-- START OF Material --

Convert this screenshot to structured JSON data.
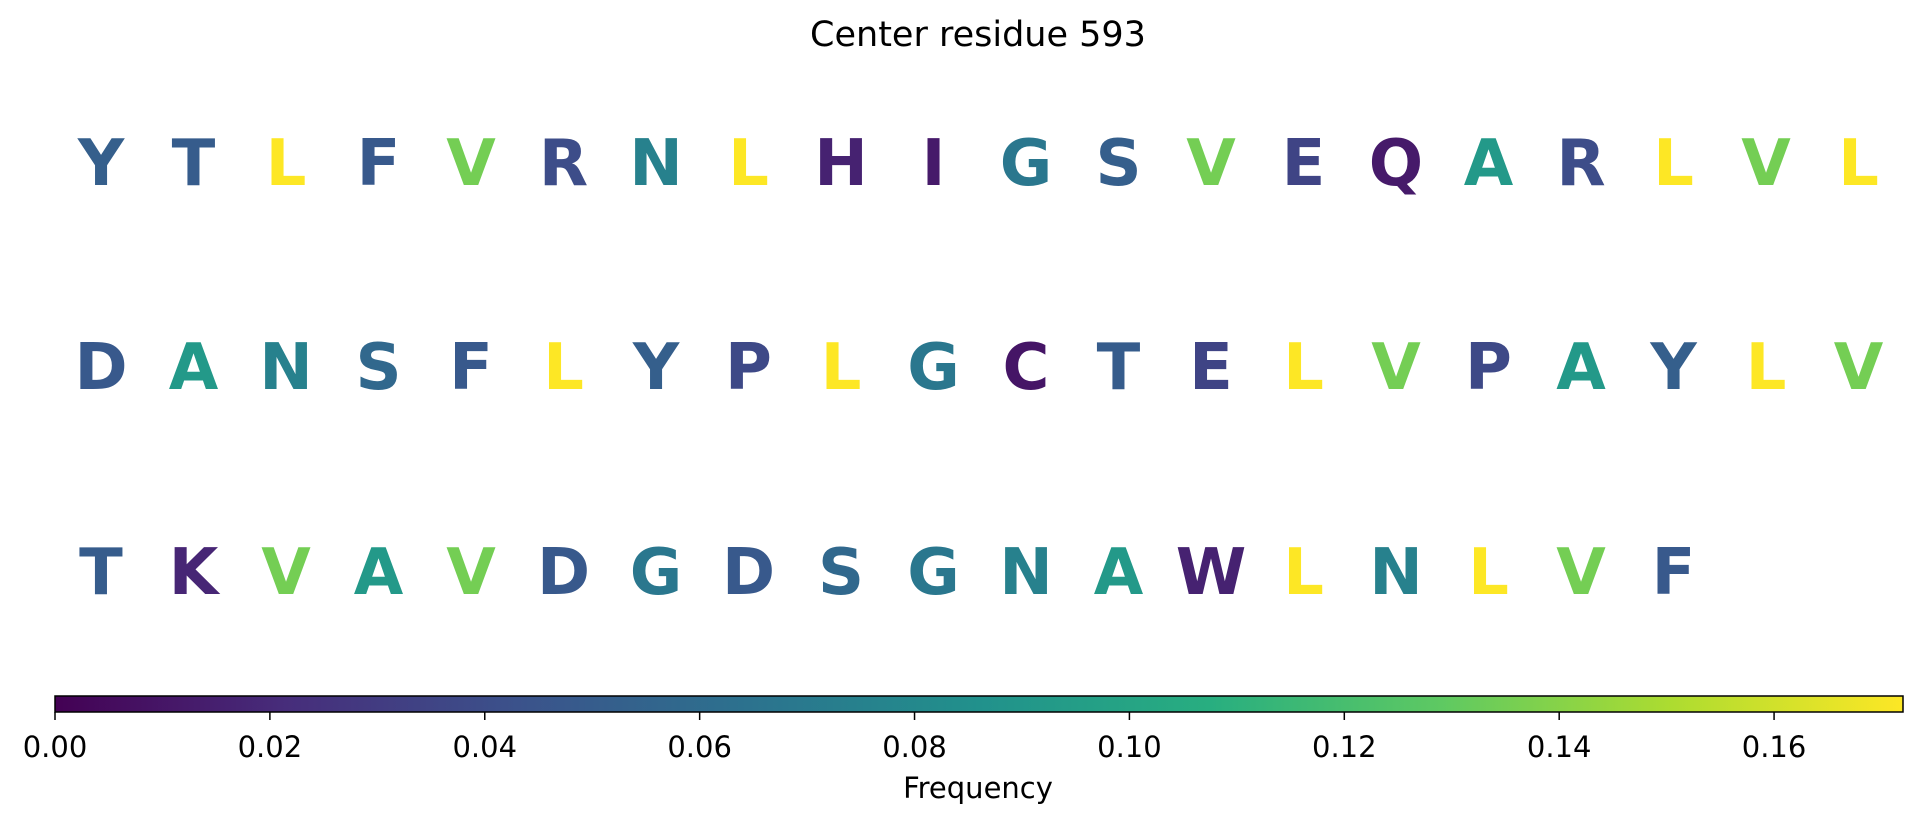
{
  "chart_data": {
    "type": "heatmap",
    "title": "Center residue 593",
    "colormap": "viridis",
    "rows": [
      {
        "residues": [
          "Y",
          "T",
          "L",
          "F",
          "V",
          "R",
          "N",
          "L",
          "H",
          "I",
          "G",
          "S",
          "V",
          "E",
          "Q",
          "A",
          "R",
          "L",
          "V",
          "L"
        ],
        "values": [
          0.052,
          0.05,
          0.172,
          0.048,
          0.135,
          0.04,
          0.075,
          0.172,
          0.016,
          0.012,
          0.068,
          0.052,
          0.135,
          0.035,
          0.012,
          0.092,
          0.04,
          0.172,
          0.135,
          0.172
        ]
      },
      {
        "residues": [
          "D",
          "A",
          "N",
          "S",
          "F",
          "L",
          "Y",
          "P",
          "L",
          "G",
          "C",
          "T",
          "E",
          "L",
          "V",
          "P",
          "A",
          "Y",
          "L",
          "V"
        ],
        "values": [
          0.048,
          0.092,
          0.075,
          0.058,
          0.048,
          0.172,
          0.052,
          0.038,
          0.172,
          0.068,
          0.01,
          0.05,
          0.035,
          0.172,
          0.135,
          0.038,
          0.092,
          0.052,
          0.172,
          0.135
        ]
      },
      {
        "residues": [
          "T",
          "K",
          "V",
          "A",
          "V",
          "D",
          "G",
          "D",
          "S",
          "G",
          "N",
          "A",
          "W",
          "L",
          "N",
          "L",
          "V",
          "F"
        ],
        "values": [
          0.05,
          0.018,
          0.135,
          0.092,
          0.135,
          0.048,
          0.068,
          0.048,
          0.058,
          0.068,
          0.075,
          0.092,
          0.016,
          0.172,
          0.075,
          0.172,
          0.135,
          0.048
        ]
      }
    ],
    "colorbar": {
      "label": "Frequency",
      "min": 0.0,
      "max": 0.172,
      "ticks": [
        "0.00",
        "0.02",
        "0.04",
        "0.06",
        "0.08",
        "0.10",
        "0.12",
        "0.14",
        "0.16"
      ]
    }
  }
}
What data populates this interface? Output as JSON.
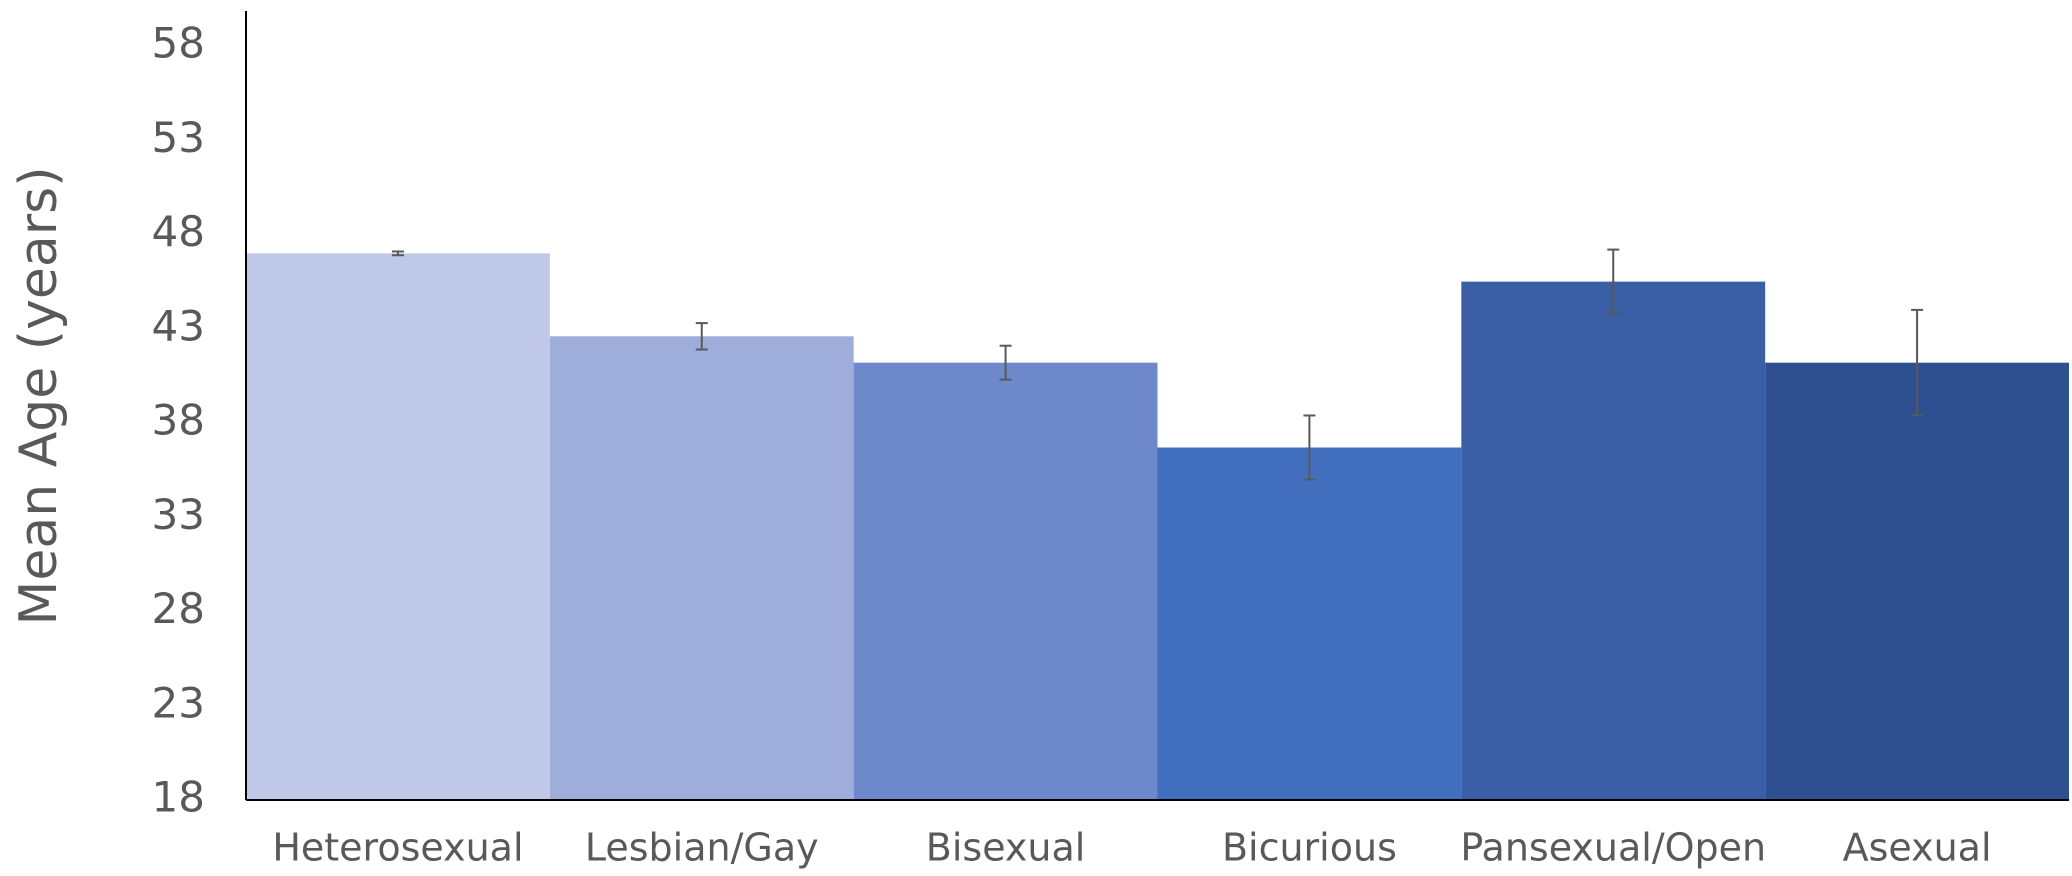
{
  "chart_data": {
    "type": "bar",
    "y_label": "Mean Age (years)",
    "categories": [
      "Heterosexual",
      "Lesbian/Gay",
      "Bisexual",
      "Bicurious",
      "Pansexual/Open",
      "Asexual"
    ],
    "values": [
      47.0,
      42.6,
      41.2,
      36.7,
      45.5,
      41.2
    ],
    "errors": [
      0.1,
      0.7,
      0.9,
      1.7,
      1.7,
      2.8
    ],
    "colors": [
      "#bfc8e6",
      "#9eadd9",
      "#6d88cb",
      "#416fbd",
      "#3a5fa6",
      "#2f5090"
    ],
    "ylim": [
      18,
      58
    ],
    "yticks": [
      18,
      23,
      28,
      33,
      38,
      43,
      48,
      53,
      58
    ],
    "grid": false
  }
}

-- END OF Material --

• **Problem to work on**:
Copy the records exactly as they appear, excluding images.

• **Task solution**:
Convert this screenshot to structured JSON data.
{
  "chart_data": {
    "type": "heatmap",
    "title": "Center residue 593",
    "colormap": "viridis",
    "rows": [
      {
        "residues": [
          "Y",
          "T",
          "L",
          "F",
          "V",
          "R",
          "N",
          "L",
          "H",
          "I",
          "G",
          "S",
          "V",
          "E",
          "Q",
          "A",
          "R",
          "L",
          "V",
          "L"
        ],
        "values": [
          0.052,
          0.05,
          0.172,
          0.048,
          0.135,
          0.04,
          0.075,
          0.172,
          0.016,
          0.012,
          0.068,
          0.052,
          0.135,
          0.035,
          0.012,
          0.092,
          0.04,
          0.172,
          0.135,
          0.172
        ]
      },
      {
        "residues": [
          "D",
          "A",
          "N",
          "S",
          "F",
          "L",
          "Y",
          "P",
          "L",
          "G",
          "C",
          "T",
          "E",
          "L",
          "V",
          "P",
          "A",
          "Y",
          "L",
          "V"
        ],
        "values": [
          0.048,
          0.092,
          0.075,
          0.058,
          0.048,
          0.172,
          0.052,
          0.038,
          0.172,
          0.068,
          0.01,
          0.05,
          0.035,
          0.172,
          0.135,
          0.038,
          0.092,
          0.052,
          0.172,
          0.135
        ]
      },
      {
        "residues": [
          "T",
          "K",
          "V",
          "A",
          "V",
          "D",
          "G",
          "D",
          "S",
          "G",
          "N",
          "A",
          "W",
          "L",
          "N",
          "L",
          "V",
          "F"
        ],
        "values": [
          0.05,
          0.018,
          0.135,
          0.092,
          0.135,
          0.048,
          0.068,
          0.048,
          0.058,
          0.068,
          0.075,
          0.092,
          0.016,
          0.172,
          0.075,
          0.172,
          0.135,
          0.048
        ]
      }
    ],
    "colorbar": {
      "label": "Frequency",
      "min": 0.0,
      "max": 0.172,
      "ticks": [
        "0.00",
        "0.02",
        "0.04",
        "0.06",
        "0.08",
        "0.10",
        "0.12",
        "0.14",
        "0.16"
      ]
    }
  }
}
What data populates this interface? Output as JSON.
{
  "chart_data": {
    "type": "bar",
    "y_label": "Mean Age (years)",
    "categories": [
      "Heterosexual",
      "Lesbian/Gay",
      "Bisexual",
      "Bicurious",
      "Pansexual/Open",
      "Asexual"
    ],
    "values": [
      47.0,
      42.6,
      41.2,
      36.7,
      45.5,
      41.2
    ],
    "errors": [
      0.1,
      0.7,
      0.9,
      1.7,
      1.7,
      2.8
    ],
    "colors": [
      "#bfc8e6",
      "#9eadd9",
      "#6d88cb",
      "#416fbd",
      "#3a5fa6",
      "#2f5090"
    ],
    "ylim": [
      18,
      58
    ],
    "yticks": [
      18,
      23,
      28,
      33,
      38,
      43,
      48,
      53,
      58
    ],
    "grid": false
  }
}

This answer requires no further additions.